#### Exercise
Produce an exact copy of all the data below, dropping every image.

#### Data for this task
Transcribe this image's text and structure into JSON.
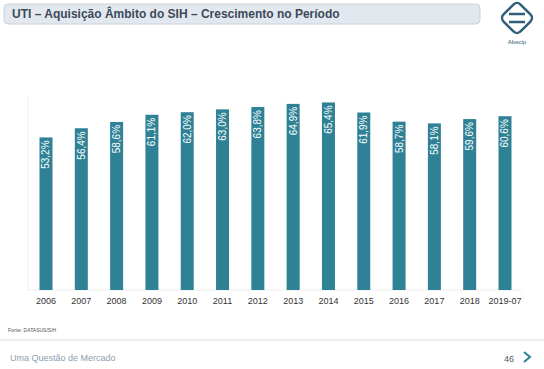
{
  "chart_data": {
    "type": "bar",
    "title": "UTI – Aquisição Âmbito do SIH – Crescimento no Período",
    "categories": [
      "2006",
      "2007",
      "2008",
      "2009",
      "2010",
      "2011",
      "2012",
      "2013",
      "2014",
      "2015",
      "2016",
      "2017",
      "2018",
      "2019-07"
    ],
    "values": [
      53.2,
      56.4,
      58.6,
      61.1,
      62.0,
      63.0,
      63.8,
      64.9,
      65.4,
      61.9,
      58.7,
      58.1,
      59.6,
      60.6
    ],
    "value_labels": [
      "53,2%",
      "56,4%",
      "58,6%",
      "61,1%",
      "62,0%",
      "63,0%",
      "63,8%",
      "64,9%",
      "65,4%",
      "61,9%",
      "58,7%",
      "58,1%",
      "59,6%",
      "60,6%"
    ],
    "color": "#2f8296",
    "ylim": [
      0,
      68
    ],
    "data_labels": true,
    "tick_labels": "x",
    "grid": false,
    "source": "Fonte: DATASUS/SIH",
    "footer": "Uma Questão de Mercado",
    "page": "46",
    "logo": "Abecip"
  }
}
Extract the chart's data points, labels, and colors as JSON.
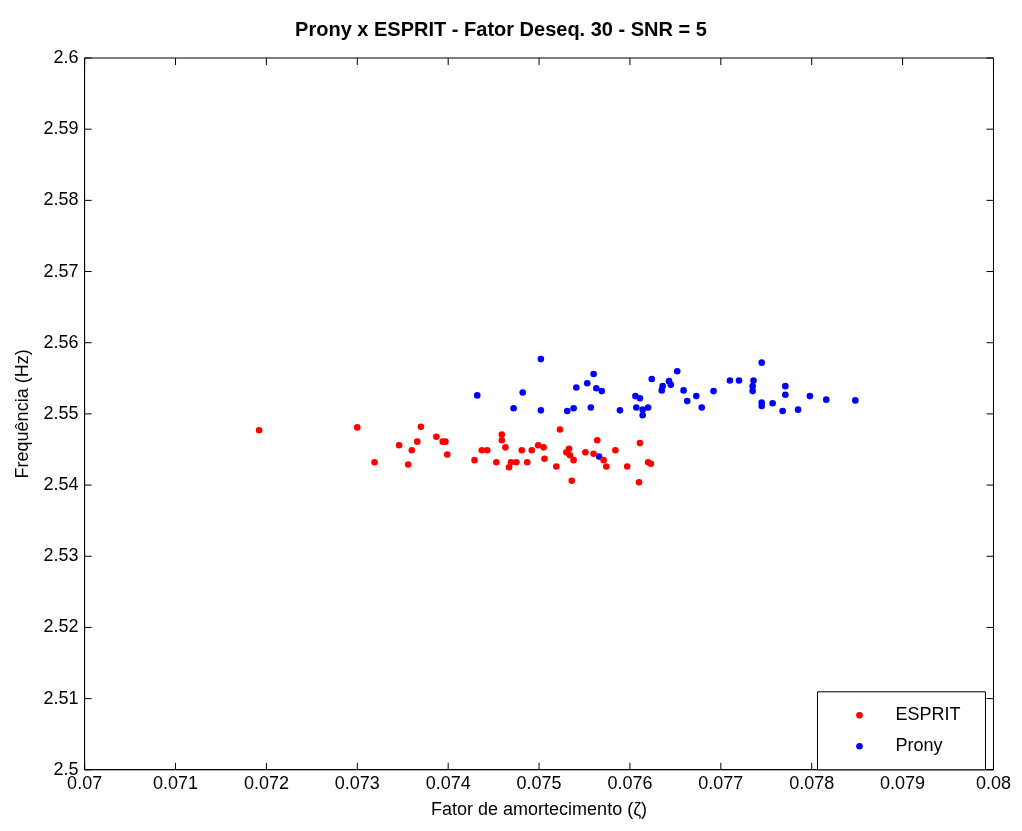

#### Exercise response
Transcribe this image's text and structure into JSON.
{
  "chart_data": {
    "type": "bar",
    "title": "UTI – Aquisição Âmbito do SIH – Crescimento no Período",
    "categories": [
      "2006",
      "2007",
      "2008",
      "2009",
      "2010",
      "2011",
      "2012",
      "2013",
      "2014",
      "2015",
      "2016",
      "2017",
      "2018",
      "2019-07"
    ],
    "values": [
      53.2,
      56.4,
      58.6,
      61.1,
      62.0,
      63.0,
      63.8,
      64.9,
      65.4,
      61.9,
      58.7,
      58.1,
      59.6,
      60.6
    ],
    "value_labels": [
      "53,2%",
      "56,4%",
      "58,6%",
      "61,1%",
      "62,0%",
      "63,0%",
      "63,8%",
      "64,9%",
      "65,4%",
      "61,9%",
      "58,7%",
      "58,1%",
      "59,6%",
      "60,6%"
    ],
    "color": "#2f8296",
    "ylim": [
      0,
      68
    ],
    "data_labels": true,
    "tick_labels": "x",
    "grid": false,
    "source": "Fonte: DATASUS/SIH",
    "footer": "Uma Questão de Mercado",
    "page": "46",
    "logo": "Abecip"
  }
}
Extract the chart's data points, labels, and colors as JSON.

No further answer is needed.